_QUOTED PASSAGE_.

[start]

On August 1st 2012, Knight Capital Group lost $440 million in 45 minutes of high-frequency trading.
The deployment of a software update to their trading platform was faulty. Their subsequent efforts to manually rollback the deployment were catastrophically fatal. There’s a detailed Securities and Exchange Commission filing that describes in lurid technical detail the full scale of the disaster. Triggering an investigation by the SEC is a great way to get your system deeply audited.
Before you start feeling too smug, let’s look at how Knight Capital managed software deployments. The dev-ops team were good guys working under pressure to get things done. Their house was messy, but it wasn’t a dump. What does your own house look like? We’ve taken some steps to clean up ours, and we’re open sourcing them today. This is our take on the next evolution of deployment.
In order to appreciate how the Knight Capital deployment failure played out, you need to understand what the software update was supposed to do. August 1st 2012 introduced new regulations into the market to make it more efficient for retail investors (better prices for you and me). The update to Knight Capital’s systems kept them compliant with this new regulation.
In the lead up to August 1st, the software development team tested and verified the update.
All tests passed. The dev-ops team then manually copied and installed the update to the 8 servers running the live system in preparation for a switchover on the morning of the 1st. But one of the servers was not updated correctly, and on that day, continued to run the old code. This error was not caught because the manual deployment process had no verification step, human or otherwise.
The new code and the old code had a nasty interaction. The old code stopped the buying and selling of shares once the order value was reached. The new code relied on another part of the system to do this. The system configuration also changed with the update. The new configuration had a fatal side-effect – the old code would never reach the order value! The old code would just keep trading and trading.

[end]

_GIVEN RECORDS_.
[start]

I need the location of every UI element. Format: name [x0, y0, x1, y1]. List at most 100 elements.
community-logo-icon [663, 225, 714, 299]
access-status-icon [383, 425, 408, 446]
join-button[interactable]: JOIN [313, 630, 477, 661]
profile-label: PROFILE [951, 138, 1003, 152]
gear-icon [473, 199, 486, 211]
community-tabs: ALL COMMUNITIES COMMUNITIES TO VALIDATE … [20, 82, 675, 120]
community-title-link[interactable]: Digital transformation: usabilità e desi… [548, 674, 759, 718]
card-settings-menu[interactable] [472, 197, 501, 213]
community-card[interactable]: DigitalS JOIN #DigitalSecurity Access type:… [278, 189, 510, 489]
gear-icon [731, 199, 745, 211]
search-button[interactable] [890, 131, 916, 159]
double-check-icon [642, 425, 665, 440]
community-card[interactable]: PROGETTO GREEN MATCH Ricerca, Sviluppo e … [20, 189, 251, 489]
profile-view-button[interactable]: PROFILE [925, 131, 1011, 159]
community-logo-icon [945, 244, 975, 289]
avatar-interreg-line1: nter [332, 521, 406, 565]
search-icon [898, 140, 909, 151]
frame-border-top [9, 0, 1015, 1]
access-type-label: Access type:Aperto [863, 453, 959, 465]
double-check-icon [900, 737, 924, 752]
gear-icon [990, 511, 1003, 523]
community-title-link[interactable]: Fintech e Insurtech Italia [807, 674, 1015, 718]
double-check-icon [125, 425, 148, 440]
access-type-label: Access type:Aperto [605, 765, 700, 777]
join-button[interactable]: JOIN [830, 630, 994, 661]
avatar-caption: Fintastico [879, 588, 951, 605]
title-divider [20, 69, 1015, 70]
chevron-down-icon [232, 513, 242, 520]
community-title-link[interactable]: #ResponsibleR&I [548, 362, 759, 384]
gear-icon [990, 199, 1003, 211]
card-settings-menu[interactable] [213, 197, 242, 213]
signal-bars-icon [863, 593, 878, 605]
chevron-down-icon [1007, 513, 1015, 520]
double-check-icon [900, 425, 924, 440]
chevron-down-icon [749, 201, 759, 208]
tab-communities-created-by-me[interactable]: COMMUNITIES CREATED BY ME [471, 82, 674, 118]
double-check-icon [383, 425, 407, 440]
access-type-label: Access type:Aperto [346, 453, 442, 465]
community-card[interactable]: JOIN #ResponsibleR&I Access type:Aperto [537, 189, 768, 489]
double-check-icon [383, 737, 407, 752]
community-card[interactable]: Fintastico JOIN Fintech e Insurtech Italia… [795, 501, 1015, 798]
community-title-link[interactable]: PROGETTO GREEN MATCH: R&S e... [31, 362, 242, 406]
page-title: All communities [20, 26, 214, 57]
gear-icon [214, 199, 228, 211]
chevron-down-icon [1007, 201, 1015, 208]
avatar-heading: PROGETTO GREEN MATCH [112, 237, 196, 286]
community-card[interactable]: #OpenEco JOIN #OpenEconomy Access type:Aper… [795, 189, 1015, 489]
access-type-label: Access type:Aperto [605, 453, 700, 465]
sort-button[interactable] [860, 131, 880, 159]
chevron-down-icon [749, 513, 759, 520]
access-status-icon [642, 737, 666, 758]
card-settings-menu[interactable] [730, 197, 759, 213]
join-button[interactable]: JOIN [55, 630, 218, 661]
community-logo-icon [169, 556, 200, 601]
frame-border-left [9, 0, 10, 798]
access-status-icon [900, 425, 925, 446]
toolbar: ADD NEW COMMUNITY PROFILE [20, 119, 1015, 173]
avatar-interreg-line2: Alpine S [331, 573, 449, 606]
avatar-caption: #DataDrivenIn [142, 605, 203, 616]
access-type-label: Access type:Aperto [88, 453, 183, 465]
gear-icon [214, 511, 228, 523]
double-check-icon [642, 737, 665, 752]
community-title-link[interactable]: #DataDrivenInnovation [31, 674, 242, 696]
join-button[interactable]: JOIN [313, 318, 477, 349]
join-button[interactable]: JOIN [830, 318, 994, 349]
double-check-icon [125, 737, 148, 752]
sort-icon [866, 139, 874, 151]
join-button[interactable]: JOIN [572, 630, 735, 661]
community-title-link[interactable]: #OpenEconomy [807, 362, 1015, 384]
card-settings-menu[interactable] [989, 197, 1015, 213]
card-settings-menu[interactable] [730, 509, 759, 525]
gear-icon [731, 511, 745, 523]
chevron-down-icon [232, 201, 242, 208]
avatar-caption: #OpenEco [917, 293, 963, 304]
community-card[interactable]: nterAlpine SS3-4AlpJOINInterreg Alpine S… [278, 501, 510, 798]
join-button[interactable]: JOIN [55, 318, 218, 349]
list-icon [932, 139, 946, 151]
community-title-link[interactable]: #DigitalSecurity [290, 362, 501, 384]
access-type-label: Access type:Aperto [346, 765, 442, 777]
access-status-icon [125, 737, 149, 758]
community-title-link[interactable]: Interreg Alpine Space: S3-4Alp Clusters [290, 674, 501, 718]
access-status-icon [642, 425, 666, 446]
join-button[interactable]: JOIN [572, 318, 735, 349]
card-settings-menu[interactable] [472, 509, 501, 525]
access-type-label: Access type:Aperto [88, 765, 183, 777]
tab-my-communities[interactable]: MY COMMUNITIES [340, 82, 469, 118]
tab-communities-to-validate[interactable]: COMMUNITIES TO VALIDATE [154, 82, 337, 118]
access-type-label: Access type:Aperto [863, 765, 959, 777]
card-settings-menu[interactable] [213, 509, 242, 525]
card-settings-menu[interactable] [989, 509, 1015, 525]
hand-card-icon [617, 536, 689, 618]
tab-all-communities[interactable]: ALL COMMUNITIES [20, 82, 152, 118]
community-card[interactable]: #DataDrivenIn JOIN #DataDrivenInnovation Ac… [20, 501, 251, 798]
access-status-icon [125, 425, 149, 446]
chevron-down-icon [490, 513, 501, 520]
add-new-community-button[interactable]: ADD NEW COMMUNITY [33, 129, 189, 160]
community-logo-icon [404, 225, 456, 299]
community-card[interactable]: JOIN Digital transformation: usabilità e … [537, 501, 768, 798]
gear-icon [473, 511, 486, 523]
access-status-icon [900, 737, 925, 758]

[end]

_GIVEN EXERCISE A_.
According to the Knight Capital article, how much money did Knight Capital Group lose on August 1st 2012, and over what span of time?
_GIVEN EXERCISE B_.
Update the part of the entries that opens with their first line and closes with the line containing "profile-label: PROFILE [951, 138, 1003, 152]" by changing "community-logo-icon" to "community-badge-icon", leaving all else unchanged, and give only those lines.
The deployment article and the entries are unrelated to each other.

_COMPLETE ANSWER A_.
$440 million in 45 minutes.

_COMPLETE ANSWER B_.
I need the location of every UI element. Format: name [x0, y0, x1, y1]. List at most 100 elements.
community-badge-icon [663, 225, 714, 299]
access-status-icon [383, 425, 408, 446]
join-button[interactable]: JOIN [313, 630, 477, 661]
profile-label: PROFILE [951, 138, 1003, 152]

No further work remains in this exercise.